LISTED RECORDS:
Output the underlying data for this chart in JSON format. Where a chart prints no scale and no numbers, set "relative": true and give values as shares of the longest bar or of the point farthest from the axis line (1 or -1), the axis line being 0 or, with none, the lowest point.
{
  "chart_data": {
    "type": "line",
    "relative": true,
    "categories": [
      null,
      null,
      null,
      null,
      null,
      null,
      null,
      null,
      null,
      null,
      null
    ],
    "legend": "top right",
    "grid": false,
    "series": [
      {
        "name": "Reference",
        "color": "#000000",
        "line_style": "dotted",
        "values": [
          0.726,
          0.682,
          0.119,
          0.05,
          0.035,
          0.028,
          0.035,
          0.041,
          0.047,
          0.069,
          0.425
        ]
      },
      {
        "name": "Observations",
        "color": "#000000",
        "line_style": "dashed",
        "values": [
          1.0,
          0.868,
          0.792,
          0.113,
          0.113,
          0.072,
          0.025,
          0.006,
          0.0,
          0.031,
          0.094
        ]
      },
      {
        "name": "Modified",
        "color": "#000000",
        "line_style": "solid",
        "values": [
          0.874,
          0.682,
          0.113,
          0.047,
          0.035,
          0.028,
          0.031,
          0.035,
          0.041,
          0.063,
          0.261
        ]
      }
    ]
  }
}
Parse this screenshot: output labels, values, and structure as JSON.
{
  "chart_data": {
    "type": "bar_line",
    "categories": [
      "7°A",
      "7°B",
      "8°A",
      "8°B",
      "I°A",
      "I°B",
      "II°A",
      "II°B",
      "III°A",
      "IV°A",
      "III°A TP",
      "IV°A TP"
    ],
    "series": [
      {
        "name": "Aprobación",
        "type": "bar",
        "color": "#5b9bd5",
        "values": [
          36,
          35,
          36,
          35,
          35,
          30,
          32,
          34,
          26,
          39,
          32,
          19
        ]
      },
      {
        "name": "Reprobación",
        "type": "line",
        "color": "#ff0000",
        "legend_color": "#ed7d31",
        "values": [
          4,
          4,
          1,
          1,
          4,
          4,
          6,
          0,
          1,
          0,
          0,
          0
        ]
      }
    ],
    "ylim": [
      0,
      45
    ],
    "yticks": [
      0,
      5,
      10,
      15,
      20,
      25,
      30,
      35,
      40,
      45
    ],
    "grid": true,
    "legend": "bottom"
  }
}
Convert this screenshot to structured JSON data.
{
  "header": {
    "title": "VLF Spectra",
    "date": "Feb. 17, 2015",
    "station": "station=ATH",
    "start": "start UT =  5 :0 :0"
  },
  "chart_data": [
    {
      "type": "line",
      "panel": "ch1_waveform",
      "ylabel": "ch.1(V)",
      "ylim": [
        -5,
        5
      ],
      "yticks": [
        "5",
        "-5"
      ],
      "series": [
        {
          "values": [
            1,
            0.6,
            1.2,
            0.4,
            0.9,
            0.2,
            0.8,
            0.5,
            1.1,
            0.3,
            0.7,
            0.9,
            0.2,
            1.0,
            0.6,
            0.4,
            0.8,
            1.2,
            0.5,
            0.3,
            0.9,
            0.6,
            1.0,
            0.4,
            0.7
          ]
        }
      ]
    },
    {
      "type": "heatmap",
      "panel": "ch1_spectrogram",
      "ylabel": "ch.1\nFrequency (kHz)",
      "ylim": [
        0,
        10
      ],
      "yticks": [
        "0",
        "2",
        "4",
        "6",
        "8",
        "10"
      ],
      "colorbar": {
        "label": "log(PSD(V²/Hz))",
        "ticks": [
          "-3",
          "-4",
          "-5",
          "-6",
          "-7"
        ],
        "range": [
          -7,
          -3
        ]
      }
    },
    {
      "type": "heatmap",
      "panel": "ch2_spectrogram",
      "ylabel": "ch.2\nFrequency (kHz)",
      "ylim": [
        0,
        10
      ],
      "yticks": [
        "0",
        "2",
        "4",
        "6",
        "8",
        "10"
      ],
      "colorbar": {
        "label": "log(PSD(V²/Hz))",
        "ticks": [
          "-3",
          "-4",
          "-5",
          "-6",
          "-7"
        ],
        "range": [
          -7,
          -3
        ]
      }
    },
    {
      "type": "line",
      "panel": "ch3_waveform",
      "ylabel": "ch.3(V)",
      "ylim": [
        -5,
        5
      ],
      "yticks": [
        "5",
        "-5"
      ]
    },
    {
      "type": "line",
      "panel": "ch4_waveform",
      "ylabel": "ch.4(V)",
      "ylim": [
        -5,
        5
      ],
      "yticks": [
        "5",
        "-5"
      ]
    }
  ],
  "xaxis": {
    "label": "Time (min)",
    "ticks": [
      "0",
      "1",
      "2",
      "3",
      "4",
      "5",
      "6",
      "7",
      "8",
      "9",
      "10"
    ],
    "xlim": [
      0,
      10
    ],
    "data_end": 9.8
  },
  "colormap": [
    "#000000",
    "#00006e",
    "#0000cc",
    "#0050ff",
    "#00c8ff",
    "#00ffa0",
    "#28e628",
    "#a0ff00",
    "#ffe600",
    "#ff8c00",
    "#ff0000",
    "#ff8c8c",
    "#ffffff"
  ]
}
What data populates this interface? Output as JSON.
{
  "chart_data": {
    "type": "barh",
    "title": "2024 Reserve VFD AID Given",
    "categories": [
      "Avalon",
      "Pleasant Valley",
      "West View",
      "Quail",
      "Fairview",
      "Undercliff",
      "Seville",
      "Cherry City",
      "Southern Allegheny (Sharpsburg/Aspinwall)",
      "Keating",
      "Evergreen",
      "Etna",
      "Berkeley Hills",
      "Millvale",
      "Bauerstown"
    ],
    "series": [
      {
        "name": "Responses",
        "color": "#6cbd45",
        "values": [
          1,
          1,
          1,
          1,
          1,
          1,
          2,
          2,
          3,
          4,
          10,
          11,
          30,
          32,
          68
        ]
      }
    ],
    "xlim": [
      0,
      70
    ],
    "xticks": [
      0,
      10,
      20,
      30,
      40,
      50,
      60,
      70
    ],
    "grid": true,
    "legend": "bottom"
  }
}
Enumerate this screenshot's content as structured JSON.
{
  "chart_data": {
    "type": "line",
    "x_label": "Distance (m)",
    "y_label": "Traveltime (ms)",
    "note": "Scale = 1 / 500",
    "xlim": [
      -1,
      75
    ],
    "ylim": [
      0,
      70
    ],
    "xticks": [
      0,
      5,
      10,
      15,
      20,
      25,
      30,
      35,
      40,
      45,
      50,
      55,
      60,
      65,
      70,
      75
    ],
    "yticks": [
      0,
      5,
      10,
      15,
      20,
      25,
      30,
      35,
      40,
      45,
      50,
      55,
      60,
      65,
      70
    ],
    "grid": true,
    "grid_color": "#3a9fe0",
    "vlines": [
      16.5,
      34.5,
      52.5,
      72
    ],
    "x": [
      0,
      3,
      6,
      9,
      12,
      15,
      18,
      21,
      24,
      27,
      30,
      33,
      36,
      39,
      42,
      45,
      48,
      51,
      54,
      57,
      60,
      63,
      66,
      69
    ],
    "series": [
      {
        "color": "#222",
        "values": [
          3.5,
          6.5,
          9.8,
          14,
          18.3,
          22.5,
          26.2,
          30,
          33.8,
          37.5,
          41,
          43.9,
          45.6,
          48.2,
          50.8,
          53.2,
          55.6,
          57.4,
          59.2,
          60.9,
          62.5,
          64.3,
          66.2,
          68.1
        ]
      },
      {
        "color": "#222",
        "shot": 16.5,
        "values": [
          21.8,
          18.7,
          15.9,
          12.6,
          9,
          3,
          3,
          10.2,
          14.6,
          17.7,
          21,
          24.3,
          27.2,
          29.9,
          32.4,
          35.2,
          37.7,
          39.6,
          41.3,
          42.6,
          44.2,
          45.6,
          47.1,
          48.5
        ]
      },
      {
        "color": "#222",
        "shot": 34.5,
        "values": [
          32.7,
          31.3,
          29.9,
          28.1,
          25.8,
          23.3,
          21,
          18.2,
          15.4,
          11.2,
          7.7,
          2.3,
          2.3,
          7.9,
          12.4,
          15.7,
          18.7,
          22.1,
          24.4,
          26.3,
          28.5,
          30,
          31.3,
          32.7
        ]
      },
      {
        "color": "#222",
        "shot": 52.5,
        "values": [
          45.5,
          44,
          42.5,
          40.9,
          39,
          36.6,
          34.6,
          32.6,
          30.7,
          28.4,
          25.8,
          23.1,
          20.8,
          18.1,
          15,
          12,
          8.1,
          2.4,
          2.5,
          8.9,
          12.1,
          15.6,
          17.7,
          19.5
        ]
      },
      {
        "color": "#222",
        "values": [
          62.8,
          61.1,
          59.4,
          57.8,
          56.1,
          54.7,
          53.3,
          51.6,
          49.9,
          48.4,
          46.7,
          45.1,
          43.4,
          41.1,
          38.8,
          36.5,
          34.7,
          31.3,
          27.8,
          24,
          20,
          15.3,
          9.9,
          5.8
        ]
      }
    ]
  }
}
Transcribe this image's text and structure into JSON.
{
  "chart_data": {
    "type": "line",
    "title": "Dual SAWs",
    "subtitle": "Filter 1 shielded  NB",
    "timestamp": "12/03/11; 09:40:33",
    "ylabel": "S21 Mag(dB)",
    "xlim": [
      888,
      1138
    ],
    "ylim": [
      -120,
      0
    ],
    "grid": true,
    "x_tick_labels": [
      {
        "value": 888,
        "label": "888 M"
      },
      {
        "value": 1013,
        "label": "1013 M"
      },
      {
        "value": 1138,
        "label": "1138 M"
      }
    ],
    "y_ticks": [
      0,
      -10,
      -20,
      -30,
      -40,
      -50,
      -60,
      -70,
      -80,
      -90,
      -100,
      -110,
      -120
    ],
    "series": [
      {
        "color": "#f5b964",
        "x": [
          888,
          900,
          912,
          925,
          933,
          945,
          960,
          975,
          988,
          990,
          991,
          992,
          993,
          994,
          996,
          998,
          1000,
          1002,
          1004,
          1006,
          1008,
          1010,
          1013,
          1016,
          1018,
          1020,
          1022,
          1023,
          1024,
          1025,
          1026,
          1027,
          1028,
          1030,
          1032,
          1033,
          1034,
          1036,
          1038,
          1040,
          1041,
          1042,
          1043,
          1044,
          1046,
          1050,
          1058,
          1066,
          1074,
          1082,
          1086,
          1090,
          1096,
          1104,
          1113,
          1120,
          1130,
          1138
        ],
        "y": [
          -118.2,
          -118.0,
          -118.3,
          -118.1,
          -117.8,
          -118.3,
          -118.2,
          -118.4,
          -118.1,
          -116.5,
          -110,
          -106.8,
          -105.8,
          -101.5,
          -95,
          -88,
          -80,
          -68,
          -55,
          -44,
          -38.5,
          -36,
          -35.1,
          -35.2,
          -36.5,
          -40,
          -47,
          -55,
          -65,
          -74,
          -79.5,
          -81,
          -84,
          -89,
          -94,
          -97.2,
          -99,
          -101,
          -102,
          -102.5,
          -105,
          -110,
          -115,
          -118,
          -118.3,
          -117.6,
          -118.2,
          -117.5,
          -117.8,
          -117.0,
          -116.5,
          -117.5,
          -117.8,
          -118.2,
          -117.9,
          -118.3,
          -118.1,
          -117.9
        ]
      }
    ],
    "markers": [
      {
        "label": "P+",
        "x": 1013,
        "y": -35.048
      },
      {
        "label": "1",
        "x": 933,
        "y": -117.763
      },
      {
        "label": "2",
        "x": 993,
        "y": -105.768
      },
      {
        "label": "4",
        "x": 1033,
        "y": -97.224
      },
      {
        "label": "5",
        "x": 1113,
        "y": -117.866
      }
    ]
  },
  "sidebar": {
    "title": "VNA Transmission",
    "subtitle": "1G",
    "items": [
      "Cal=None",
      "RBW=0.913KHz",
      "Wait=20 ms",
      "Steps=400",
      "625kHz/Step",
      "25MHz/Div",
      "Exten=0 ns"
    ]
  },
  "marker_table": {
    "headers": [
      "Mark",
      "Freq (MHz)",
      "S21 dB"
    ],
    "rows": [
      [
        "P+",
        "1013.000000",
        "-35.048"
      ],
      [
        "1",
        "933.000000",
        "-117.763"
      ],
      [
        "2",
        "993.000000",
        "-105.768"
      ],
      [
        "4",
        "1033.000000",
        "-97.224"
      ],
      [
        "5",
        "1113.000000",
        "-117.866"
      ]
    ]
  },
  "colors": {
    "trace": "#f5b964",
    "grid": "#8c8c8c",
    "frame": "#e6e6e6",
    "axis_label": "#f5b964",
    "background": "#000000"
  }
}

BRIEF: Check each line of the data above for the string "subtitle" and report only how many lines have it.

SOLUTION: 2